▸ **RECORD LIST**:
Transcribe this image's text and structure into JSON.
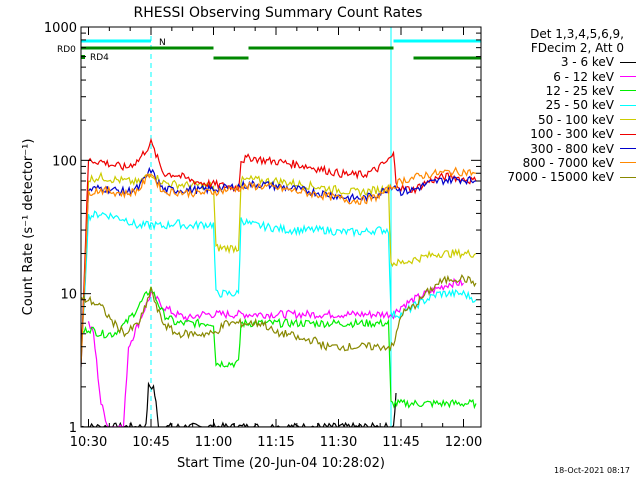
{
  "chart_data": {
    "type": "line",
    "title": "RHESSI Observing Summary Count Rates",
    "xlabel": "Start Time (20-Jun-04 10:28:02)",
    "ylabel": "Count Rate (s⁻¹ detector⁻¹)",
    "yscale": "log",
    "ylim": [
      1,
      1000
    ],
    "xlim_minutes": [
      10.47,
      12.07
    ],
    "x_ticks": [
      "10:30",
      "10:45",
      "11:00",
      "11:15",
      "11:30",
      "11:45",
      "12:00"
    ],
    "x_tick_values": [
      10.5,
      10.75,
      11.0,
      11.25,
      11.5,
      11.75,
      12.0
    ],
    "y_ticks": [
      "1",
      "10",
      "100",
      "1000"
    ],
    "y_tick_values": [
      1,
      10,
      100,
      1000
    ],
    "legend_position": "right",
    "legend_header": [
      "Det 1,3,4,5,6,9,",
      "FDecim 2, Att 0"
    ],
    "series": [
      {
        "name": "3 - 6 keV",
        "color": "#000000",
        "x": [
          10.47,
          10.73,
          10.74,
          10.76,
          10.77,
          10.78,
          11.72,
          11.73
        ],
        "y": [
          1,
          1,
          2,
          2,
          1.5,
          1,
          1,
          1.8
        ]
      },
      {
        "name": "6 - 12 keV",
        "color": "#ff00ff",
        "x": [
          10.5,
          10.52,
          10.55,
          10.58,
          10.6,
          10.62,
          10.64,
          10.66,
          10.7,
          10.75,
          10.8,
          10.85,
          10.9,
          10.95,
          11.0,
          11.05,
          11.1,
          11.15,
          11.2,
          11.25,
          11.3,
          11.35,
          11.4,
          11.45,
          11.5,
          11.55,
          11.6,
          11.65,
          11.7,
          11.72,
          11.75,
          11.8,
          11.85,
          11.9,
          11.95,
          12.0
        ],
        "y": [
          6,
          5,
          1.5,
          1,
          1,
          1,
          1,
          4,
          6,
          10,
          8,
          7,
          6.5,
          7,
          7,
          7,
          7,
          7,
          7,
          7,
          7,
          7,
          7,
          7,
          7,
          7,
          7,
          7,
          7,
          7,
          8,
          9,
          10,
          11,
          12,
          12
        ]
      },
      {
        "name": "12 - 25 keV",
        "color": "#00ee00",
        "x": [
          10.47,
          10.5,
          10.55,
          10.6,
          10.65,
          10.7,
          10.75,
          10.8,
          10.85,
          10.9,
          10.95,
          11.0,
          11.01,
          11.05,
          11.1,
          11.11,
          11.15,
          11.2,
          11.25,
          11.3,
          11.35,
          11.4,
          11.45,
          11.5,
          11.55,
          11.6,
          11.65,
          11.7,
          11.71,
          11.75,
          11.8,
          11.85,
          11.9,
          11.95,
          12.0,
          12.05
        ],
        "y": [
          5,
          5.5,
          5,
          5,
          6,
          8,
          11,
          7,
          6,
          6,
          6,
          6,
          3,
          3,
          3,
          6,
          6,
          6,
          6,
          6,
          6,
          6,
          6,
          6,
          6,
          6,
          6,
          6,
          1.5,
          1.5,
          1.5,
          1.5,
          1.5,
          1.5,
          1.5,
          1.5
        ]
      },
      {
        "name": "25 - 50 keV",
        "color": "#00ffff",
        "x": [
          10.47,
          10.5,
          10.55,
          10.6,
          10.65,
          10.7,
          10.75,
          10.8,
          10.85,
          10.9,
          10.95,
          11.0,
          11.01,
          11.05,
          11.1,
          11.11,
          11.15,
          11.2,
          11.25,
          11.3,
          11.35,
          11.4,
          11.45,
          11.5,
          11.55,
          11.6,
          11.65,
          11.7,
          11.71,
          11.75,
          11.8,
          11.85,
          11.9,
          11.95,
          12.0,
          12.05
        ],
        "y": [
          3,
          38,
          40,
          38,
          36,
          32,
          33,
          32,
          34,
          32,
          33,
          33,
          10,
          10,
          10,
          36,
          33,
          32,
          31,
          30,
          30,
          30,
          30,
          29,
          29,
          29,
          30,
          30,
          7,
          7,
          8,
          9,
          10,
          10,
          10,
          9
        ]
      },
      {
        "name": "50 - 100 keV",
        "color": "#cccc00",
        "x": [
          10.47,
          10.5,
          10.55,
          10.6,
          10.65,
          10.7,
          10.73,
          10.75,
          10.77,
          10.8,
          10.85,
          10.9,
          10.95,
          11.0,
          11.01,
          11.05,
          11.1,
          11.11,
          11.15,
          11.2,
          11.25,
          11.3,
          11.35,
          11.4,
          11.45,
          11.5,
          11.55,
          11.6,
          11.65,
          11.7,
          11.71,
          11.75,
          11.8,
          11.85,
          11.9,
          11.95,
          12.0,
          12.05
        ],
        "y": [
          3,
          72,
          75,
          72,
          70,
          68,
          75,
          80,
          75,
          68,
          66,
          65,
          65,
          64,
          22,
          22,
          22,
          70,
          72,
          70,
          70,
          68,
          66,
          64,
          62,
          60,
          58,
          58,
          60,
          62,
          17,
          17,
          18,
          19,
          20,
          20,
          20,
          20
        ]
      },
      {
        "name": "100 - 300 keV",
        "color": "#ee0000",
        "x": [
          10.47,
          10.5,
          10.55,
          10.6,
          10.65,
          10.7,
          10.73,
          10.75,
          10.77,
          10.8,
          10.85,
          10.9,
          10.95,
          11.0,
          11.05,
          11.1,
          11.11,
          11.15,
          11.2,
          11.25,
          11.3,
          11.35,
          11.4,
          11.45,
          11.5,
          11.55,
          11.6,
          11.65,
          11.7,
          11.72,
          11.73,
          11.75,
          11.8,
          11.85,
          11.9,
          11.95,
          12.0,
          12.05
        ],
        "y": [
          3,
          100,
          98,
          92,
          88,
          100,
          120,
          135,
          110,
          80,
          78,
          72,
          68,
          66,
          64,
          62,
          100,
          105,
          100,
          98,
          95,
          92,
          88,
          84,
          80,
          78,
          78,
          85,
          100,
          110,
          70,
          62,
          60,
          68,
          74,
          76,
          72,
          70
        ]
      },
      {
        "name": "300 - 800 keV",
        "color": "#0000cc",
        "x": [
          10.47,
          10.5,
          10.55,
          10.6,
          10.65,
          10.7,
          10.73,
          10.75,
          10.77,
          10.8,
          10.85,
          10.9,
          10.95,
          11.0,
          11.05,
          11.1,
          11.15,
          11.2,
          11.25,
          11.3,
          11.35,
          11.4,
          11.45,
          11.5,
          11.55,
          11.6,
          11.65,
          11.7,
          11.72,
          11.75,
          11.8,
          11.85,
          11.9,
          11.95,
          12.0,
          12.05
        ],
        "y": [
          3,
          60,
          62,
          60,
          58,
          62,
          75,
          85,
          72,
          60,
          60,
          60,
          60,
          61,
          62,
          64,
          66,
          66,
          64,
          62,
          60,
          58,
          56,
          54,
          52,
          52,
          55,
          62,
          66,
          58,
          60,
          66,
          70,
          72,
          72,
          70
        ]
      },
      {
        "name": "800 - 7000 keV",
        "color": "#ff8800",
        "x": [
          10.47,
          10.5,
          10.55,
          10.6,
          10.65,
          10.7,
          10.73,
          10.75,
          10.77,
          10.8,
          10.85,
          10.9,
          10.95,
          11.0,
          11.05,
          11.1,
          11.15,
          11.2,
          11.25,
          11.3,
          11.35,
          11.4,
          11.45,
          11.5,
          11.55,
          11.6,
          11.65,
          11.7,
          11.72,
          11.75,
          11.8,
          11.85,
          11.9,
          11.95,
          12.0,
          12.05
        ],
        "y": [
          3,
          58,
          60,
          58,
          56,
          60,
          72,
          82,
          70,
          58,
          58,
          57,
          57,
          58,
          60,
          62,
          64,
          64,
          62,
          60,
          58,
          56,
          54,
          52,
          50,
          50,
          53,
          60,
          64,
          70,
          74,
          78,
          80,
          82,
          82,
          80
        ]
      },
      {
        "name": "7000 - 15000 keV",
        "color": "#888800",
        "x": [
          10.47,
          10.5,
          10.55,
          10.6,
          10.65,
          10.7,
          10.73,
          10.75,
          10.77,
          10.8,
          10.85,
          10.9,
          10.95,
          11.0,
          11.05,
          11.1,
          11.15,
          11.2,
          11.25,
          11.3,
          11.35,
          11.4,
          11.45,
          11.5,
          11.55,
          11.6,
          11.65,
          11.7,
          11.72,
          11.75,
          11.8,
          11.85,
          11.9,
          11.95,
          12.0,
          12.05
        ],
        "y": [
          9,
          9,
          8,
          6,
          5,
          6,
          8,
          11,
          8,
          6,
          5,
          5,
          5,
          5,
          6,
          6,
          6,
          6,
          5,
          5,
          4.5,
          4.5,
          4,
          4,
          4,
          4,
          4,
          4,
          4,
          7,
          8,
          10,
          12,
          13,
          13,
          12
        ]
      }
    ],
    "annotations": {
      "flag_labels": [
        {
          "text": "N",
          "color": "#00ffff"
        },
        {
          "text": "RD0",
          "color": "#008800"
        },
        {
          "text": "RD4",
          "color": "#008800"
        }
      ],
      "flag_bars": [
        {
          "row": "N",
          "color": "#00ffff",
          "segments": [
            [
              10.47,
              10.75
            ],
            [
              11.72,
              12.07
            ]
          ]
        },
        {
          "row": "RD0",
          "color": "#008800",
          "segments": [
            [
              10.47,
              11.0
            ],
            [
              11.14,
              11.72
            ]
          ]
        },
        {
          "row": "RD4",
          "color": "#008800",
          "segments": [
            [
              11.0,
              11.14
            ],
            [
              11.8,
              12.07
            ]
          ]
        }
      ],
      "vlines": [
        {
          "x": 10.75,
          "color": "#00ffff",
          "style": "dashed"
        },
        {
          "x": 11.71,
          "color": "#00ffff",
          "style": "solid"
        },
        {
          "x": 12.07,
          "color": "#00ffff",
          "style": "dashed"
        }
      ]
    },
    "footer_stamp": "18-Oct-2021 08:17"
  }
}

▸ **EXERCISE TASK**: Take every line containing the word "name" and copy it.

▸ **THE RESULT**:
        "name": "3 - 6 keV",
        "name": "6 - 12 keV",
        "name": "12 - 25 keV",
        "name": "25 - 50 keV",
        "name": "50 - 100 keV",
        "name": "100 - 300 keV",
        "name": "300 - 800 keV",
        "name": "800 - 7000 keV",
        "name": "7000 - 15000 keV",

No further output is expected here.